- _What to do_: Copy out all lines in the data below containing the string "icon".

- _Supplied material_:

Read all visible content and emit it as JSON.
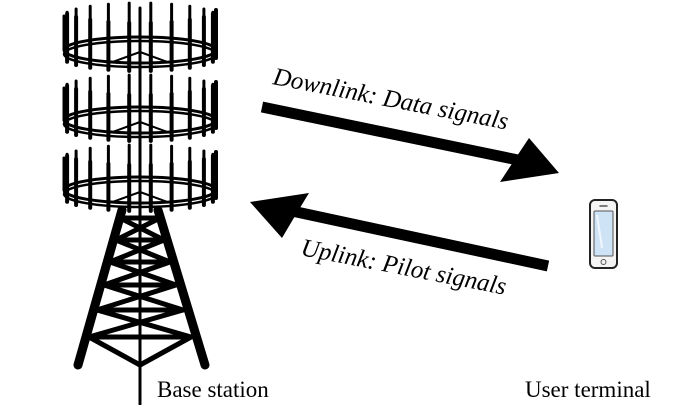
{
  "labels": {
    "downlink": "Downlink: Data signals",
    "uplink": "Uplink: Pilot signals",
    "base_station": "Base station",
    "user_terminal": "User terminal"
  },
  "nodes": {
    "base_station_icon": "antenna-tower-icon",
    "user_terminal_icon": "smartphone-icon"
  },
  "colors": {
    "ink": "#000000",
    "phone_screen": "#cfe3f7",
    "phone_body": "#f4f4f4"
  }
}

- _Answer to the task_:
    "base_station_icon": "antenna-tower-icon",
    "user_terminal_icon": "smartphone-icon"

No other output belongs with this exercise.